-------- MATERIAL SUPPLIED --------

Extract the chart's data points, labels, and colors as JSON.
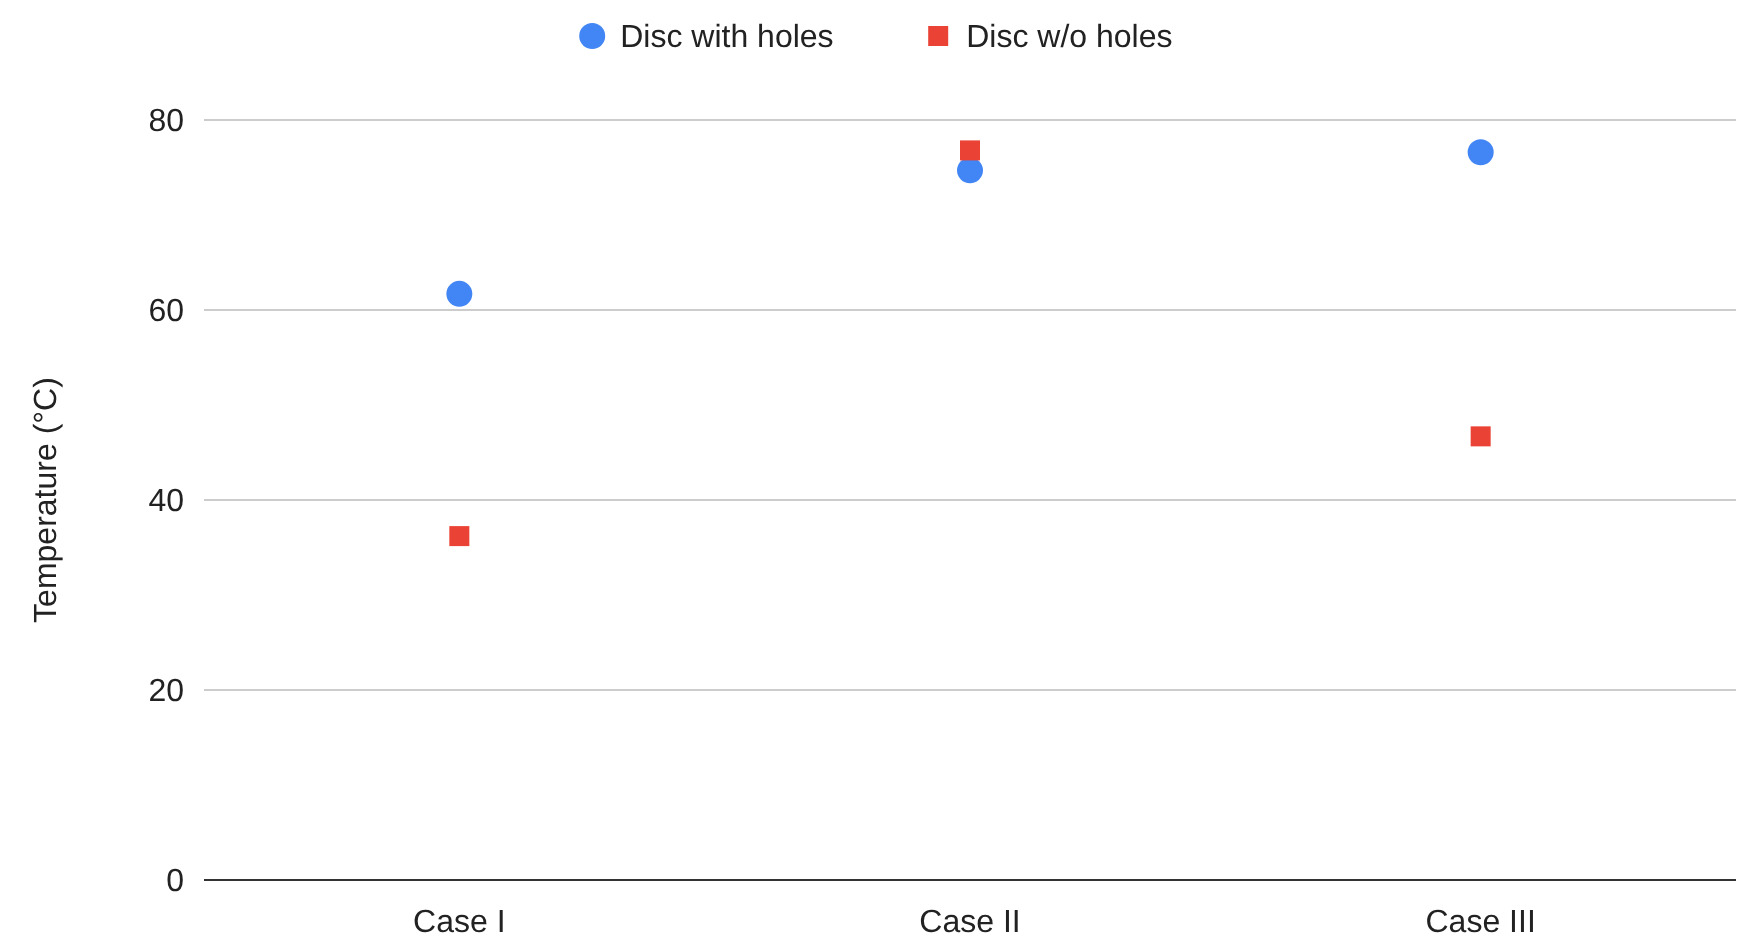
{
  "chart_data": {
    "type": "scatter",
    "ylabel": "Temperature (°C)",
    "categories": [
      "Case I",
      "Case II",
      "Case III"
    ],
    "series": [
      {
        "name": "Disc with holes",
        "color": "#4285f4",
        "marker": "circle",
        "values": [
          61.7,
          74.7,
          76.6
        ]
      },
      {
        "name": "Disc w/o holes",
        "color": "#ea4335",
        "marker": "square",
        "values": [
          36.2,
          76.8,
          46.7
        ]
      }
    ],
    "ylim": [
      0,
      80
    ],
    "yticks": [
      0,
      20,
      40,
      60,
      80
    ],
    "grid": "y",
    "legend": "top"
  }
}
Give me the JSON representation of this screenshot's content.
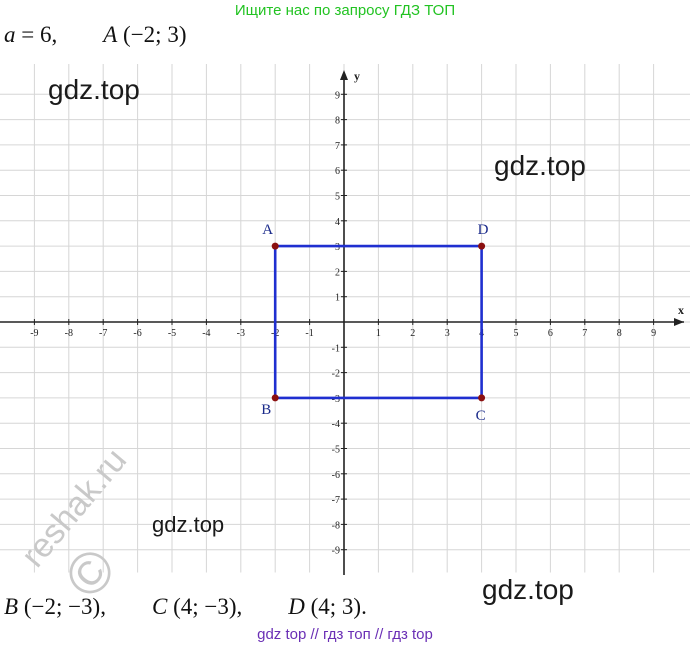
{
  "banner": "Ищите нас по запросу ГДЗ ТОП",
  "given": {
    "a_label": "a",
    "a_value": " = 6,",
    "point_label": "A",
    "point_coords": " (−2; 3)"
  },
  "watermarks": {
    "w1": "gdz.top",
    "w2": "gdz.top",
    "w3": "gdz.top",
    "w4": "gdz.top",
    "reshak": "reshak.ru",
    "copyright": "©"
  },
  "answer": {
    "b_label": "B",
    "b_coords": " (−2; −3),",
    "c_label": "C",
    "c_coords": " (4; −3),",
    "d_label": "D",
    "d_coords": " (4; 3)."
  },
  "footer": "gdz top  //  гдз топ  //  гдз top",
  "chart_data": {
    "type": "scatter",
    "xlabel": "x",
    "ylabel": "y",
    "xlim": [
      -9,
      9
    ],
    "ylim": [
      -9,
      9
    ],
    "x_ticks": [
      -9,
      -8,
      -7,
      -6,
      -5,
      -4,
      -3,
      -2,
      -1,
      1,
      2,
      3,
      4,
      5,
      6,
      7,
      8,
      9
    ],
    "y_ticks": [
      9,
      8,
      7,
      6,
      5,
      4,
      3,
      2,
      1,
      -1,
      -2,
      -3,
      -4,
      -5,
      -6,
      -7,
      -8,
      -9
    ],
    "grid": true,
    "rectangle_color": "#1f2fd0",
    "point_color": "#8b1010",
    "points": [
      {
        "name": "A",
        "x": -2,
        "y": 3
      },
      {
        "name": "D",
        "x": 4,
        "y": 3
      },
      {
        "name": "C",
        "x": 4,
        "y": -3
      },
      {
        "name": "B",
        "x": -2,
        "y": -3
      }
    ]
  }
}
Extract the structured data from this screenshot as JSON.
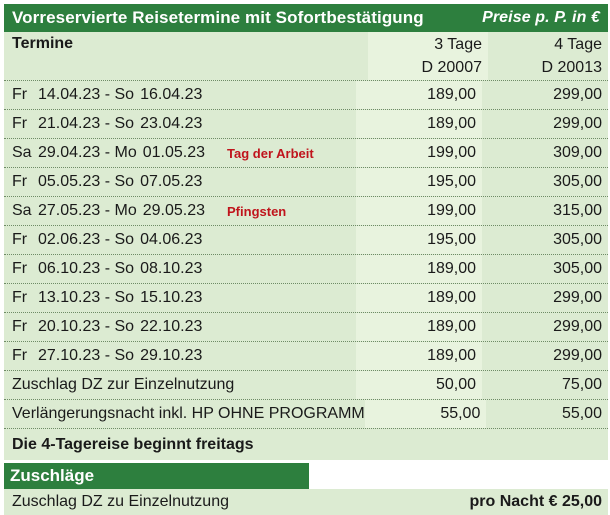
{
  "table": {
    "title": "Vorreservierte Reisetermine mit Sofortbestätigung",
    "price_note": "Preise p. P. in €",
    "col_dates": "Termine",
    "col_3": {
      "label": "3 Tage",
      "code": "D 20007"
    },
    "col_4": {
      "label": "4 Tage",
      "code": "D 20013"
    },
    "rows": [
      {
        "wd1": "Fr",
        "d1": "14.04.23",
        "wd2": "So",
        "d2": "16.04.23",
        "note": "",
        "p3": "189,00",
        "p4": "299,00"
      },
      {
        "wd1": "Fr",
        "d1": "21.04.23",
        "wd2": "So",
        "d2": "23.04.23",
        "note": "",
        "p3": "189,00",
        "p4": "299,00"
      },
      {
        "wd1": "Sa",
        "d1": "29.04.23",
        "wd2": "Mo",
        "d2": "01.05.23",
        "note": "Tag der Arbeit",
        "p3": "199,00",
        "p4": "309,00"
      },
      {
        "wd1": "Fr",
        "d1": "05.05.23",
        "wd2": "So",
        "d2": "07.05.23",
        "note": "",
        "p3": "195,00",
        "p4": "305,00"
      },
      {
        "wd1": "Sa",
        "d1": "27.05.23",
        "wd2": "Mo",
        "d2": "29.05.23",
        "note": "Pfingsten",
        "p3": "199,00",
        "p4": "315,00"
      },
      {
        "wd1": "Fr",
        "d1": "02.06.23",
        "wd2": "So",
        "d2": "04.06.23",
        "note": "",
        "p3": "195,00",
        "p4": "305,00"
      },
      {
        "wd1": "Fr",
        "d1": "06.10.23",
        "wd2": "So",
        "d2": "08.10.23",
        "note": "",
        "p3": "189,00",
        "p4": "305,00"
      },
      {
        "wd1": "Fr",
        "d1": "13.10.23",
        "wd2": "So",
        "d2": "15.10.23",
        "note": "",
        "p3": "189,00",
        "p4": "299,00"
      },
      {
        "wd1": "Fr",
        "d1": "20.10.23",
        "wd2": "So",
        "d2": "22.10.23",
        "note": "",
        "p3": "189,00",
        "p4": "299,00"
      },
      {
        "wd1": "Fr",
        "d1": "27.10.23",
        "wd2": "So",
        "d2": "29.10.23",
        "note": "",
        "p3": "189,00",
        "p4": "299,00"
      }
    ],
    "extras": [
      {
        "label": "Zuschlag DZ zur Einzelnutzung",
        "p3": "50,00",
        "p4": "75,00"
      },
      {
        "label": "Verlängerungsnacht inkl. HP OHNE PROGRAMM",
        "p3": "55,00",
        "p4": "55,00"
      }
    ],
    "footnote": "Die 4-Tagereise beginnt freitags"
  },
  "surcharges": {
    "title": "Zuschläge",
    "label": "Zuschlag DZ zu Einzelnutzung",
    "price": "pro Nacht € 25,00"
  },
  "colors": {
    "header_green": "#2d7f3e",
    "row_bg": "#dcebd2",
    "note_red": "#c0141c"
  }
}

--------

TASK BRIEF
Repeat the data exactly in full, omitting its pictures.

SOLUTION
Extract the chart's data points, labels, and colors as JSON.
{
  "chart_data": {
    "type": "scatter",
    "ylabel": "Temperature (°C)",
    "categories": [
      "Case I",
      "Case II",
      "Case III"
    ],
    "series": [
      {
        "name": "Disc with holes",
        "color": "#4285f4",
        "marker": "circle",
        "values": [
          61.7,
          74.7,
          76.6
        ]
      },
      {
        "name": "Disc w/o holes",
        "color": "#ea4335",
        "marker": "square",
        "values": [
          36.2,
          76.8,
          46.7
        ]
      }
    ],
    "ylim": [
      0,
      80
    ],
    "yticks": [
      0,
      20,
      40,
      60,
      80
    ],
    "grid": "y",
    "legend": "top"
  }
}
Give me the JSON representation of this screenshot's content.
{
  "banner": "Ищите нас по запросу ГДЗ ТОП",
  "given": {
    "a_label": "a",
    "a_value": " = 6,",
    "point_label": "A",
    "point_coords": " (−2; 3)"
  },
  "watermarks": {
    "w1": "gdz.top",
    "w2": "gdz.top",
    "w3": "gdz.top",
    "w4": "gdz.top",
    "reshak": "reshak.ru",
    "copyright": "©"
  },
  "answer": {
    "b_label": "B",
    "b_coords": " (−2; −3),",
    "c_label": "C",
    "c_coords": " (4; −3),",
    "d_label": "D",
    "d_coords": " (4; 3)."
  },
  "footer": "gdz top  //  гдз топ  //  гдз top",
  "chart_data": {
    "type": "scatter",
    "xlabel": "x",
    "ylabel": "y",
    "xlim": [
      -9,
      9
    ],
    "ylim": [
      -9,
      9
    ],
    "x_ticks": [
      -9,
      -8,
      -7,
      -6,
      -5,
      -4,
      -3,
      -2,
      -1,
      1,
      2,
      3,
      4,
      5,
      6,
      7,
      8,
      9
    ],
    "y_ticks": [
      9,
      8,
      7,
      6,
      5,
      4,
      3,
      2,
      1,
      -1,
      -2,
      -3,
      -4,
      -5,
      -6,
      -7,
      -8,
      -9
    ],
    "grid": true,
    "rectangle_color": "#1f2fd0",
    "point_color": "#8b1010",
    "points": [
      {
        "name": "A",
        "x": -2,
        "y": 3
      },
      {
        "name": "D",
        "x": 4,
        "y": 3
      },
      {
        "name": "C",
        "x": 4,
        "y": -3
      },
      {
        "name": "B",
        "x": -2,
        "y": -3
      }
    ]
  }
}
Extract the structured data from this screenshot as JSON.
{
  "table": {
    "title": "Vorreservierte Reisetermine mit Sofortbestätigung",
    "price_note": "Preise p. P. in €",
    "col_dates": "Termine",
    "col_3": {
      "label": "3 Tage",
      "code": "D 20007"
    },
    "col_4": {
      "label": "4 Tage",
      "code": "D 20013"
    },
    "rows": [
      {
        "wd1": "Fr",
        "d1": "14.04.23",
        "wd2": "So",
        "d2": "16.04.23",
        "note": "",
        "p3": "189,00",
        "p4": "299,00"
      },
      {
        "wd1": "Fr",
        "d1": "21.04.23",
        "wd2": "So",
        "d2": "23.04.23",
        "note": "",
        "p3": "189,00",
        "p4": "299,00"
      },
      {
        "wd1": "Sa",
        "d1": "29.04.23",
        "wd2": "Mo",
        "d2": "01.05.23",
        "note": "Tag der Arbeit",
        "p3": "199,00",
        "p4": "309,00"
      },
      {
        "wd1": "Fr",
        "d1": "05.05.23",
        "wd2": "So",
        "d2": "07.05.23",
        "note": "",
        "p3": "195,00",
        "p4": "305,00"
      },
      {
        "wd1": "Sa",
        "d1": "27.05.23",
        "wd2": "Mo",
        "d2": "29.05.23",
        "note": "Pfingsten",
        "p3": "199,00",
        "p4": "315,00"
      },
      {
        "wd1": "Fr",
        "d1": "02.06.23",
        "wd2": "So",
        "d2": "04.06.23",
        "note": "",
        "p3": "195,00",
        "p4": "305,00"
      },
      {
        "wd1": "Fr",
        "d1": "06.10.23",
        "wd2": "So",
        "d2": "08.10.23",
        "note": "",
        "p3": "189,00",
        "p4": "305,00"
      },
      {
        "wd1": "Fr",
        "d1": "13.10.23",
        "wd2": "So",
        "d2": "15.10.23",
        "note": "",
        "p3": "189,00",
        "p4": "299,00"
      },
      {
        "wd1": "Fr",
        "d1": "20.10.23",
        "wd2": "So",
        "d2": "22.10.23",
        "note": "",
        "p3": "189,00",
        "p4": "299,00"
      },
      {
        "wd1": "Fr",
        "d1": "27.10.23",
        "wd2": "So",
        "d2": "29.10.23",
        "note": "",
        "p3": "189,00",
        "p4": "299,00"
      }
    ],
    "extras": [
      {
        "label": "Zuschlag DZ zur Einzelnutzung",
        "p3": "50,00",
        "p4": "75,00"
      },
      {
        "label": "Verlängerungsnacht inkl. HP OHNE PROGRAMM",
        "p3": "55,00",
        "p4": "55,00"
      }
    ],
    "footnote": "Die 4-Tagereise beginnt freitags"
  },
  "surcharges": {
    "title": "Zuschläge",
    "label": "Zuschlag DZ zu Einzelnutzung",
    "price": "pro Nacht € 25,00"
  },
  "colors": {
    "header_green": "#2d7f3e",
    "row_bg": "#dcebd2",
    "note_red": "#c0141c"
  }
}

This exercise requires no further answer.